PROBLEM:
Copy the data exactly as it appears, and do not include any pictures.

Stored data entries
☆ ☆ ☆ ☆ ☆ ☆ ☆
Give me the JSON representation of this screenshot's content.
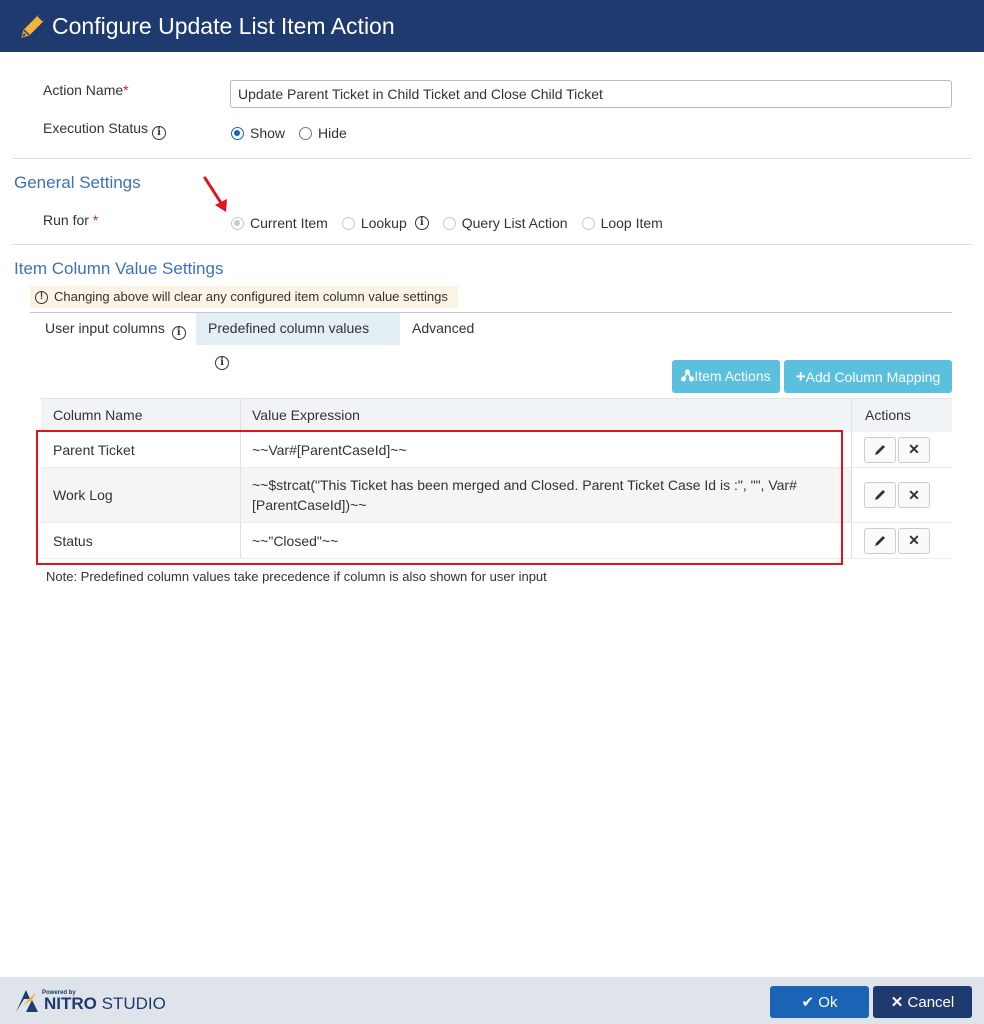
{
  "window": {
    "title": "Configure Update List Item Action"
  },
  "action_name": {
    "label": "Action Name",
    "required_mark": "*",
    "value": "Update Parent Ticket in Child Ticket and Close Child Ticket"
  },
  "execution_status": {
    "label": "Execution Status",
    "options": [
      "Show",
      "Hide"
    ],
    "selected": "Show"
  },
  "general_settings": {
    "title": "General Settings",
    "run_for": {
      "label": "Run for",
      "required_mark": "*",
      "options": [
        "Current Item",
        "Lookup",
        "Query List Action",
        "Loop Item"
      ],
      "selected": "Current Item",
      "disabled": true
    }
  },
  "item_column_value_settings": {
    "title": "Item Column Value Settings",
    "warning": "Changing above will clear any configured item column value settings",
    "tabs": [
      "User input columns",
      "Predefined column values",
      "Advanced"
    ],
    "active_tab": "Predefined column values",
    "buttons": {
      "item_actions": "Item Actions",
      "add_column_mapping": "Add Column Mapping"
    },
    "table": {
      "headers": [
        "Column Name",
        "Value Expression",
        "Actions"
      ],
      "rows": [
        {
          "column": "Parent Ticket",
          "expression": "~~Var#[ParentCaseId]~~"
        },
        {
          "column": "Work Log",
          "expression": "~~$strcat(\"This Ticket has been merged and Closed. Parent Ticket Case Id is :\", \"\", Var# [ParentCaseId])~~"
        },
        {
          "column": "Status",
          "expression": "~~\"Closed\"~~"
        }
      ]
    },
    "note": "Note: Predefined column values take precedence if column is also shown for user input"
  },
  "footer": {
    "brand_powered": "Powered by",
    "brand_name_a": "NITRO",
    "brand_name_b": " STUDIO",
    "ok_label": "Ok",
    "cancel_label": "Cancel"
  },
  "colors": {
    "header_bg": "#1e3a6e",
    "section_title": "#3d72b8",
    "cyan_button": "#5bbfde",
    "highlight": "#e0141e",
    "arrow": "#e0141e"
  },
  "icons": [
    "pencil-icon",
    "info-icon",
    "warning-icon",
    "sitemap-icon",
    "plus-icon",
    "edit-icon",
    "delete-icon",
    "check-icon",
    "close-icon",
    "nitro-logo"
  ]
}
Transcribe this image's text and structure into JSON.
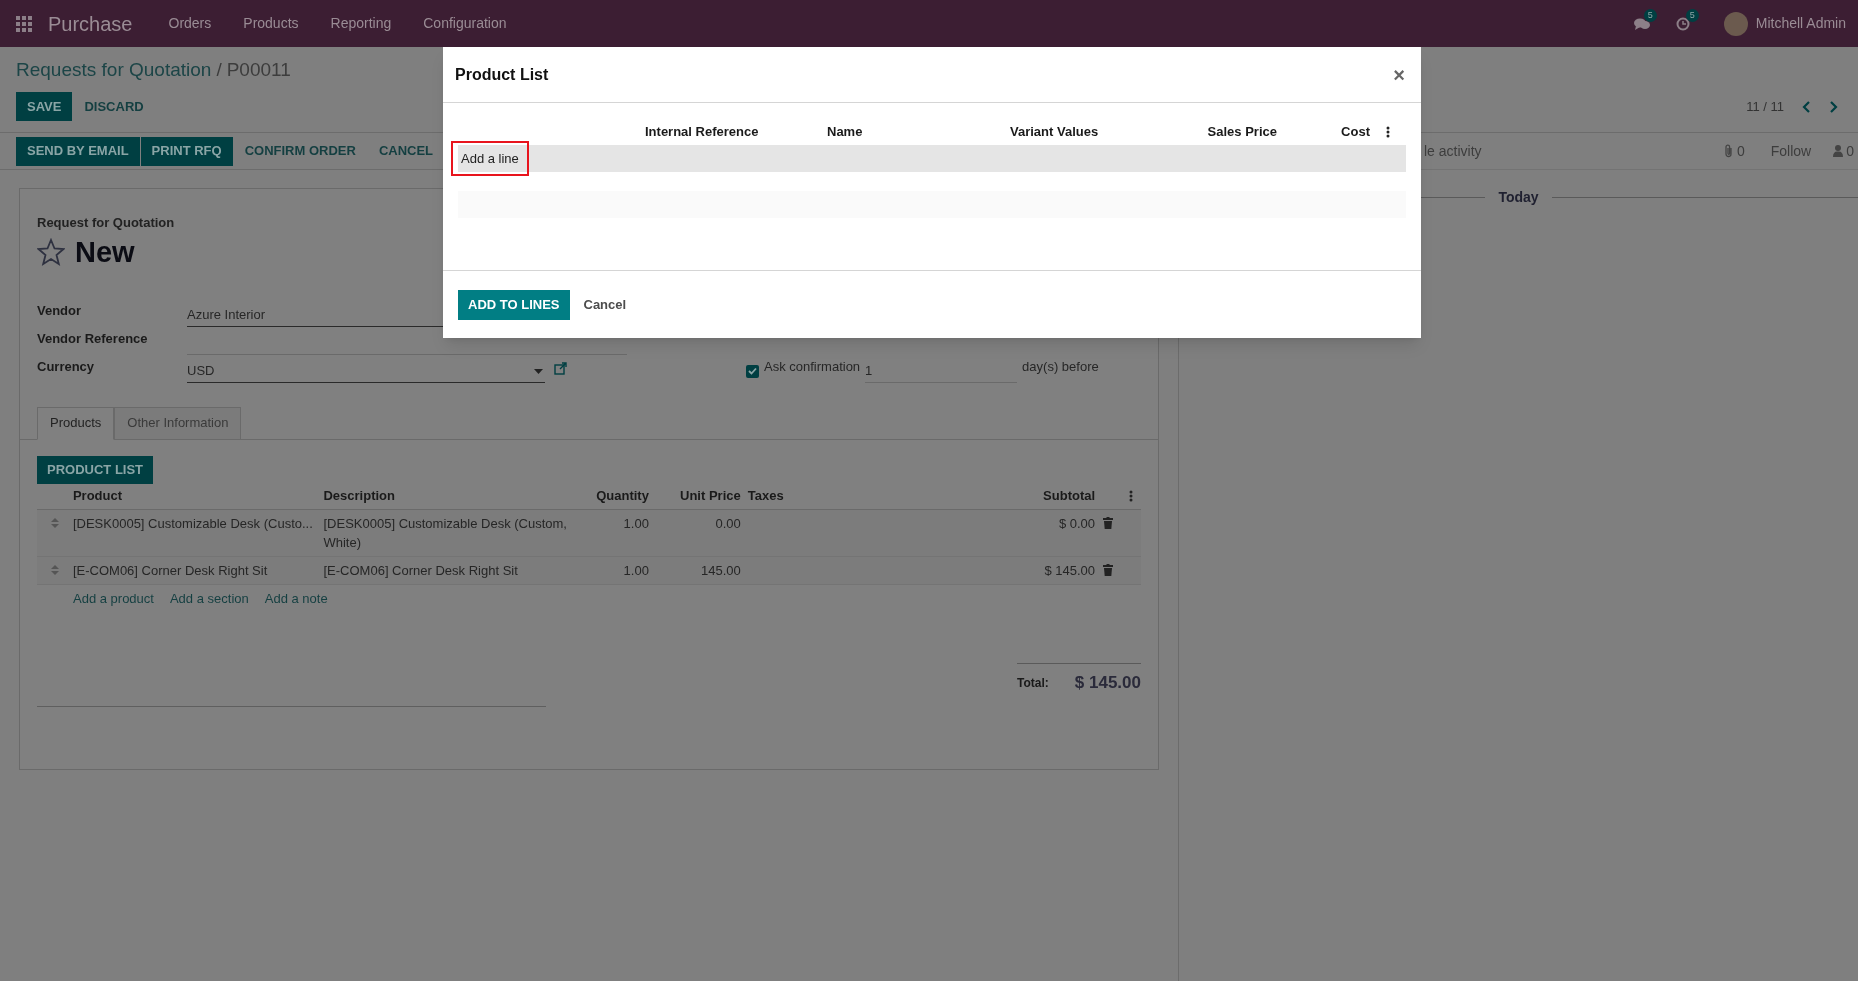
{
  "navbar": {
    "app": "Purchase",
    "menus": [
      "Orders",
      "Products",
      "Reporting",
      "Configuration"
    ],
    "messages_count": "5",
    "activities_count": "5",
    "user": "Mitchell Admin"
  },
  "breadcrumb": {
    "parent": "Requests for Quotation",
    "separator": "/",
    "current": "P00011"
  },
  "edit_buttons": [
    {
      "label": "SAVE",
      "kind": "primary"
    },
    {
      "label": "DISCARD",
      "kind": "link"
    }
  ],
  "pager": "11 / 11",
  "action_buttons": [
    {
      "label": "SEND BY EMAIL",
      "kind": "primary"
    },
    {
      "label": "PRINT RFQ",
      "kind": "primary"
    },
    {
      "label": "CONFIRM ORDER",
      "kind": "link"
    },
    {
      "label": "CANCEL",
      "kind": "link"
    }
  ],
  "chatter": {
    "toolbar_text": "le activity",
    "attachments": "0",
    "follow": "Follow",
    "followers": "0",
    "date_separator": "Today"
  },
  "form": {
    "subtitle": "Request for Quotation",
    "title": "New",
    "starred": false,
    "fields": [
      {
        "label": "Vendor",
        "value": "Azure Interior",
        "kind": "text"
      },
      {
        "label": "Vendor Reference",
        "kind": "text"
      },
      {
        "label": "Currency",
        "value": "USD",
        "kind": "select"
      }
    ],
    "ask_confirmation": {
      "label": "Ask confirmation",
      "checked": true,
      "value": "1",
      "suffix": "day(s) before"
    },
    "tabs": [
      {
        "label": "Products",
        "selected": true
      },
      {
        "label": "Other Information",
        "selected": false
      }
    ],
    "product_list_button": "PRODUCT LIST",
    "lines": {
      "columns": [
        "Product",
        "Description",
        "Quantity",
        "Unit Price",
        "Taxes",
        "Subtotal"
      ],
      "rows": [
        {
          "product": "[DESK0005] Customizable Desk (Custo...",
          "description": "[DESK0005] Customizable Desk (Custom, White)",
          "quantity": "1.00",
          "unit_price": "0.00",
          "subtotal": "$ 0.00"
        },
        {
          "product": "[E-COM06] Corner Desk Right Sit",
          "description": "[E-COM06] Corner Desk Right Sit",
          "quantity": "1.00",
          "unit_price": "145.00",
          "subtotal": "$ 145.00"
        }
      ],
      "add_links": [
        "Add a product",
        "Add a section",
        "Add a note"
      ]
    },
    "total": {
      "label": "Total:",
      "value": "$ 145.00"
    }
  },
  "modal": {
    "title": "Product List",
    "close": "×",
    "columns": [
      "Internal Reference",
      "Name",
      "Variant Values",
      "Sales Price",
      "Cost"
    ],
    "add_line": "Add a line",
    "buttons": [
      {
        "label": "ADD TO LINES",
        "kind": "primary"
      },
      {
        "label": "Cancel",
        "kind": "link"
      }
    ]
  }
}
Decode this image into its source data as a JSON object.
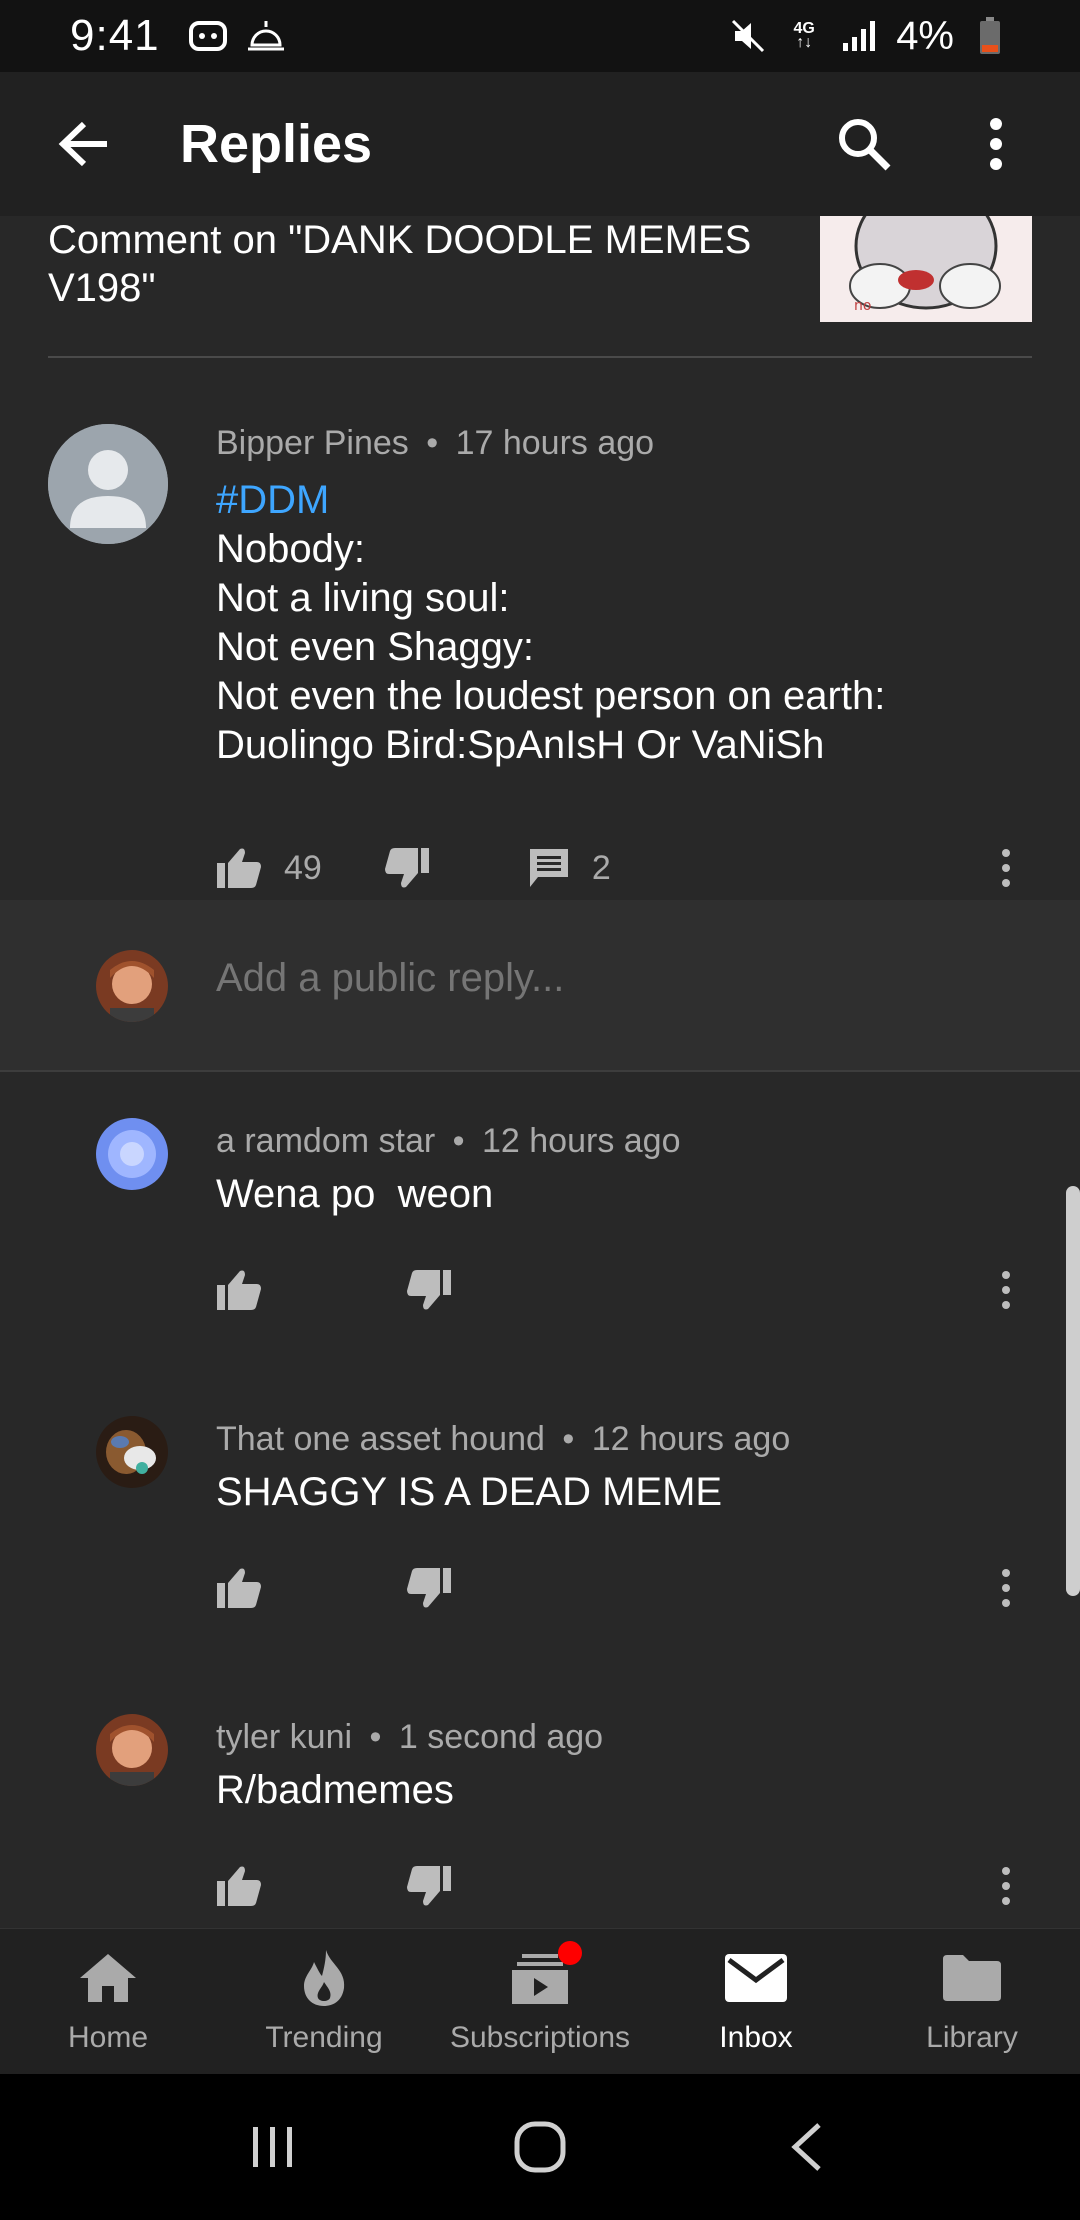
☆ ☆ ☆ ☆ ☆ ☆ ☆
ANSWER FOR THE TASK:
Give me the JSON representation of this screenshot's content.
{
  "window": {
    "title": "Configure Update List Item Action"
  },
  "action_name": {
    "label": "Action Name",
    "required_mark": "*",
    "value": "Update Parent Ticket in Child Ticket and Close Child Ticket"
  },
  "execution_status": {
    "label": "Execution Status",
    "options": [
      "Show",
      "Hide"
    ],
    "selected": "Show"
  },
  "general_settings": {
    "title": "General Settings",
    "run_for": {
      "label": "Run for",
      "required_mark": "*",
      "options": [
        "Current Item",
        "Lookup",
        "Query List Action",
        "Loop Item"
      ],
      "selected": "Current Item",
      "disabled": true
    }
  },
  "item_column_value_settings": {
    "title": "Item Column Value Settings",
    "warning": "Changing above will clear any configured item column value settings",
    "tabs": [
      "User input columns",
      "Predefined column values",
      "Advanced"
    ],
    "active_tab": "Predefined column values",
    "buttons": {
      "item_actions": "Item Actions",
      "add_column_mapping": "Add Column Mapping"
    },
    "table": {
      "headers": [
        "Column Name",
        "Value Expression",
        "Actions"
      ],
      "rows": [
        {
          "column": "Parent Ticket",
          "expression": "~~Var#[ParentCaseId]~~"
        },
        {
          "column": "Work Log",
          "expression": "~~$strcat(\"This Ticket has been merged and Closed. Parent Ticket Case Id is :\", \"\", Var# [ParentCaseId])~~"
        },
        {
          "column": "Status",
          "expression": "~~\"Closed\"~~"
        }
      ]
    },
    "note": "Note: Predefined column values take precedence if column is also shown for user input"
  },
  "footer": {
    "brand_powered": "Powered by",
    "brand_name_a": "NITRO",
    "brand_name_b": " STUDIO",
    "ok_label": "Ok",
    "cancel_label": "Cancel"
  },
  "colors": {
    "header_bg": "#1e3a6e",
    "section_title": "#3d72b8",
    "cyan_button": "#5bbfde",
    "highlight": "#e0141e",
    "arrow": "#e0141e"
  },
  "icons": [
    "pencil-icon",
    "info-icon",
    "warning-icon",
    "sitemap-icon",
    "plus-icon",
    "edit-icon",
    "delete-icon",
    "check-icon",
    "close-icon",
    "nitro-logo"
  ]
}
Transcribe this image's text and structure into JSON.
{
  "navbar": {
    "app": "Purchase",
    "menus": [
      "Orders",
      "Products",
      "Reporting",
      "Configuration"
    ],
    "messages_count": "5",
    "activities_count": "5",
    "user": "Mitchell Admin"
  },
  "breadcrumb": {
    "parent": "Requests for Quotation",
    "separator": "/",
    "current": "P00011"
  },
  "edit_buttons": [
    {
      "label": "SAVE",
      "kind": "primary"
    },
    {
      "label": "DISCARD",
      "kind": "link"
    }
  ],
  "pager": "11 / 11",
  "action_buttons": [
    {
      "label": "SEND BY EMAIL",
      "kind": "primary"
    },
    {
      "label": "PRINT RFQ",
      "kind": "primary"
    },
    {
      "label": "CONFIRM ORDER",
      "kind": "link"
    },
    {
      "label": "CANCEL",
      "kind": "link"
    }
  ],
  "chatter": {
    "toolbar_text": "le activity",
    "attachments": "0",
    "follow": "Follow",
    "followers": "0",
    "date_separator": "Today"
  },
  "form": {
    "subtitle": "Request for Quotation",
    "title": "New",
    "starred": false,
    "fields": [
      {
        "label": "Vendor",
        "value": "Azure Interior",
        "kind": "text"
      },
      {
        "label": "Vendor Reference",
        "kind": "text"
      },
      {
        "label": "Currency",
        "value": "USD",
        "kind": "select"
      }
    ],
    "ask_confirmation": {
      "label": "Ask confirmation",
      "checked": true,
      "value": "1",
      "suffix": "day(s) before"
    },
    "tabs": [
      {
        "label": "Products",
        "selected": true
      },
      {
        "label": "Other Information",
        "selected": false
      }
    ],
    "product_list_button": "PRODUCT LIST",
    "lines": {
      "columns": [
        "Product",
        "Description",
        "Quantity",
        "Unit Price",
        "Taxes",
        "Subtotal"
      ],
      "rows": [
        {
          "product": "[DESK0005] Customizable Desk (Custo...",
          "description": "[DESK0005] Customizable Desk (Custom, White)",
          "quantity": "1.00",
          "unit_price": "0.00",
          "subtotal": "$ 0.00"
        },
        {
          "product": "[E-COM06] Corner Desk Right Sit",
          "description": "[E-COM06] Corner Desk Right Sit",
          "quantity": "1.00",
          "unit_price": "145.00",
          "subtotal": "$ 145.00"
        }
      ],
      "add_links": [
        "Add a product",
        "Add a section",
        "Add a note"
      ]
    },
    "total": {
      "label": "Total:",
      "value": "$ 145.00"
    }
  },
  "modal": {
    "title": "Product List",
    "close": "×",
    "columns": [
      "Internal Reference",
      "Name",
      "Variant Values",
      "Sales Price",
      "Cost"
    ],
    "add_line": "Add a line",
    "buttons": [
      {
        "label": "ADD TO LINES",
        "kind": "primary"
      },
      {
        "label": "Cancel",
        "kind": "link"
      }
    ]
  }
}
Decode this image into its source data as a JSON object.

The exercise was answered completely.